**Exercise aim:**
Your task is to transcribe the data in full.
═════ Data excerpts ═════
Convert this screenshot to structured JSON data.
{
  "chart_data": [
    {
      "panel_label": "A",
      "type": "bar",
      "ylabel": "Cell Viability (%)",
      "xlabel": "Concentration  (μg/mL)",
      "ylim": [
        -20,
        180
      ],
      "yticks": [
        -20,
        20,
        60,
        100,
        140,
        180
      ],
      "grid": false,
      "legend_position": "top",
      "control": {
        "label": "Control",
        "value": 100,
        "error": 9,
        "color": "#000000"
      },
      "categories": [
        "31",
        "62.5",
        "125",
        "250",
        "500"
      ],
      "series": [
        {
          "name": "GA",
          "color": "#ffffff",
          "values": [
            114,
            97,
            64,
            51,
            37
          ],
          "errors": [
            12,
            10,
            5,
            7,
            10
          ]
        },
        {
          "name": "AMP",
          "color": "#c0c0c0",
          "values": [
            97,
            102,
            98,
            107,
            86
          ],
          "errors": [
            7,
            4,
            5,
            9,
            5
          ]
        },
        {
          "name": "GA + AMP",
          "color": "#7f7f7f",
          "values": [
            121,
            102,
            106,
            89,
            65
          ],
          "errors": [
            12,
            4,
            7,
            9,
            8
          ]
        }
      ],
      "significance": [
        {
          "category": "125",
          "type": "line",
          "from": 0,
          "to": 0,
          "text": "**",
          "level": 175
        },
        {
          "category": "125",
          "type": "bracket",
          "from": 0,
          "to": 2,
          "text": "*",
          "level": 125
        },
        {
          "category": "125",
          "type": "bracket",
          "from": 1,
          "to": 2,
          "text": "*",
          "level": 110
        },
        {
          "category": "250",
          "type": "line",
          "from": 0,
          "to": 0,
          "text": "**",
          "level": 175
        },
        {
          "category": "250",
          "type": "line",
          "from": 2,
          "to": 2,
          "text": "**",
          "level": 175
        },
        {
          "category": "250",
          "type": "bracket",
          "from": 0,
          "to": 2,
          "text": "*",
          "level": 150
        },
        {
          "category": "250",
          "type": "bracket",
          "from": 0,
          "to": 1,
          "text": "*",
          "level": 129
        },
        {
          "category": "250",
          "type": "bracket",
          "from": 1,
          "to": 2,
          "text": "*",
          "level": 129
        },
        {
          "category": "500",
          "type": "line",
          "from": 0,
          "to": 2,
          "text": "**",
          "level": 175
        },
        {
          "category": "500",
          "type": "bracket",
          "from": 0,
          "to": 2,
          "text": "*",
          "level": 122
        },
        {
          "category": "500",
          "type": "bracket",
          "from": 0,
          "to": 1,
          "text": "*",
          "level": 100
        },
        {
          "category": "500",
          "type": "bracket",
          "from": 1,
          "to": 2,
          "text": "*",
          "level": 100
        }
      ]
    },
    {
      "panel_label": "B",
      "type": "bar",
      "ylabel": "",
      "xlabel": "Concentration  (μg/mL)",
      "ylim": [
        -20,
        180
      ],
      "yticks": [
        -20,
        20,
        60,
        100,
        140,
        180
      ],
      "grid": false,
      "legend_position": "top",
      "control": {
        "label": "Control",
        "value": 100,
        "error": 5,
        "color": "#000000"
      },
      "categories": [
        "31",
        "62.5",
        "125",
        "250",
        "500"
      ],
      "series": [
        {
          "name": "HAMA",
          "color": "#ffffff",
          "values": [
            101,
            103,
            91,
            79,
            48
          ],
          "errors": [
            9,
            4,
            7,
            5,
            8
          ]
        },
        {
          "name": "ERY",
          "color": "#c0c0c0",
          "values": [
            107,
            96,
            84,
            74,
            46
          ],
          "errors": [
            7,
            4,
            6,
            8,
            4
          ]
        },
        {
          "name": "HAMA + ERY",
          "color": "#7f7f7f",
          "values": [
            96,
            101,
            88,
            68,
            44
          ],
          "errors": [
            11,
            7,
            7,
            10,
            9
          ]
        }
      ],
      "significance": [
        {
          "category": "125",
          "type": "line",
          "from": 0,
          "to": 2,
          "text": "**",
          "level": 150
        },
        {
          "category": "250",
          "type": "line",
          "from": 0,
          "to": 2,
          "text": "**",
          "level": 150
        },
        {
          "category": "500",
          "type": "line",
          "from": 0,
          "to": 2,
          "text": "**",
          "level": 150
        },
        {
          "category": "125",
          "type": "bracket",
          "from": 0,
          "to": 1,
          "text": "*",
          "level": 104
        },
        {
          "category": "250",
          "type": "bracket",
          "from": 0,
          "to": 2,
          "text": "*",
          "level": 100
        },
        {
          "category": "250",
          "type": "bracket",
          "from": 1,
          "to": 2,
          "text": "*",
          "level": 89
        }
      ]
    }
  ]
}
═════
**Correct result:**
Convert this screenshot to structured JSON data.
{
  "chart_data": [
    {
      "panel_label": "A",
      "type": "bar",
      "ylabel": "Cell Viability (%)",
      "xlabel": "Concentration  (μg/mL)",
      "ylim": [
        -20,
        180
      ],
      "yticks": [
        -20,
        20,
        60,
        100,
        140,
        180
      ],
      "grid": false,
      "legend_position": "top",
      "control": {
        "label": "Control",
        "value": 100,
        "error": 9,
        "color": "#000000"
      },
      "categories": [
        "31",
        "62.5",
        "125",
        "250",
        "500"
      ],
      "series": [
        {
          "name": "GA",
          "color": "#ffffff",
          "values": [
            114,
            97,
            64,
            51,
            37
          ],
          "errors": [
            12,
            10,
            5,
            7,
            10
          ]
        },
        {
          "name": "AMP",
          "color": "#c0c0c0",
          "values": [
            97,
            102,
            98,
            107,
            86
          ],
          "errors": [
            7,
            4,
            5,
            9,
            5
          ]
        },
        {
          "name": "GA + AMP",
          "color": "#7f7f7f",
          "values": [
            121,
            102,
            106,
            89,
            65
          ],
          "errors": [
            12,
            4,
            7,
            9,
            8
          ]
        }
      ],
      "significance": [
        {
          "category": "125",
          "type": "line",
          "from": 0,
          "to": 0,
          "text": "**",
          "level": 175
        },
        {
          "category": "125",
          "type": "bracket",
          "from": 0,
          "to": 2,
          "text": "*",
          "level": 125
        },
        {
          "category": "125",
          "type": "bracket",
          "from": 1,
          "to": 2,
          "text": "*",
          "level": 110
        },
        {
          "category": "250",
          "type": "line",
          "from": 0,
          "to": 0,
          "text": "**",
          "level": 175
        },
        {
          "category": "250",
          "type": "line",
          "from": 2,
          "to": 2,
          "text": "**",
          "level": 175
        },
        {
          "category": "250",
          "type": "bracket",
          "from": 0,
          "to": 2,
          "text": "*",
          "level": 150
        },
        {
          "category": "250",
          "type": "bracket",
          "from": 0,
          "to": 1,
          "text": "*",
          "level": 129
        },
        {
          "category": "250",
          "type": "bracket",
          "from": 1,
          "to": 2,
          "text": "*",
          "level": 129
        },
        {
          "category": "500",
          "type": "line",
          "from": 0,
          "to": 2,
          "text": "**",
          "level": 175
        },
        {
          "category": "500",
          "type": "bracket",
          "from": 0,
          "to": 2,
          "text": "*",
          "level": 122
        },
        {
          "category": "500",
          "type": "bracket",
          "from": 0,
          "to": 1,
          "text": "*",
          "level": 100
        },
        {
          "category": "500",
          "type": "bracket",
          "from": 1,
          "to": 2,
          "text": "*",
          "level": 100
        }
      ]
    },
    {
      "panel_label": "B",
      "type": "bar",
      "ylabel": "",
      "xlabel": "Concentration  (μg/mL)",
      "ylim": [
        -20,
        180
      ],
      "yticks": [
        -20,
        20,
        60,
        100,
        140,
        180
      ],
      "grid": false,
      "legend_position": "top",
      "control": {
        "label": "Control",
        "value": 100,
        "error": 5,
        "color": "#000000"
      },
      "categories": [
        "31",
        "62.5",
        "125",
        "250",
        "500"
      ],
      "series": [
        {
          "name": "HAMA",
          "color": "#ffffff",
          "values": [
            101,
            103,
            91,
            79,
            48
          ],
          "errors": [
            9,
            4,
            7,
            5,
            8
          ]
        },
        {
          "name": "ERY",
          "color": "#c0c0c0",
          "values": [
            107,
            96,
            84,
            74,
            46
          ],
          "errors": [
            7,
            4,
            6,
            8,
            4
          ]
        },
        {
          "name": "HAMA + ERY",
          "color": "#7f7f7f",
          "values": [
            96,
            101,
            88,
            68,
            44
          ],
          "errors": [
            11,
            7,
            7,
            10,
            9
          ]
        }
      ],
      "significance": [
        {
          "category": "125",
          "type": "line",
          "from": 0,
          "to": 2,
          "text": "**",
          "level": 150
        },
        {
          "category": "250",
          "type": "line",
          "from": 0,
          "to": 2,
          "text": "**",
          "level": 150
        },
        {
          "category": "500",
          "type": "line",
          "from": 0,
          "to": 2,
          "text": "**",
          "level": 150
        },
        {
          "category": "125",
          "type": "bracket",
          "from": 0,
          "to": 1,
          "text": "*",
          "level": 104
        },
        {
          "category": "250",
          "type": "bracket",
          "from": 0,
          "to": 2,
          "text": "*",
          "level": 100
        },
        {
          "category": "250",
          "type": "bracket",
          "from": 1,
          "to": 2,
          "text": "*",
          "level": 89
        }
      ]
    }
  ]
}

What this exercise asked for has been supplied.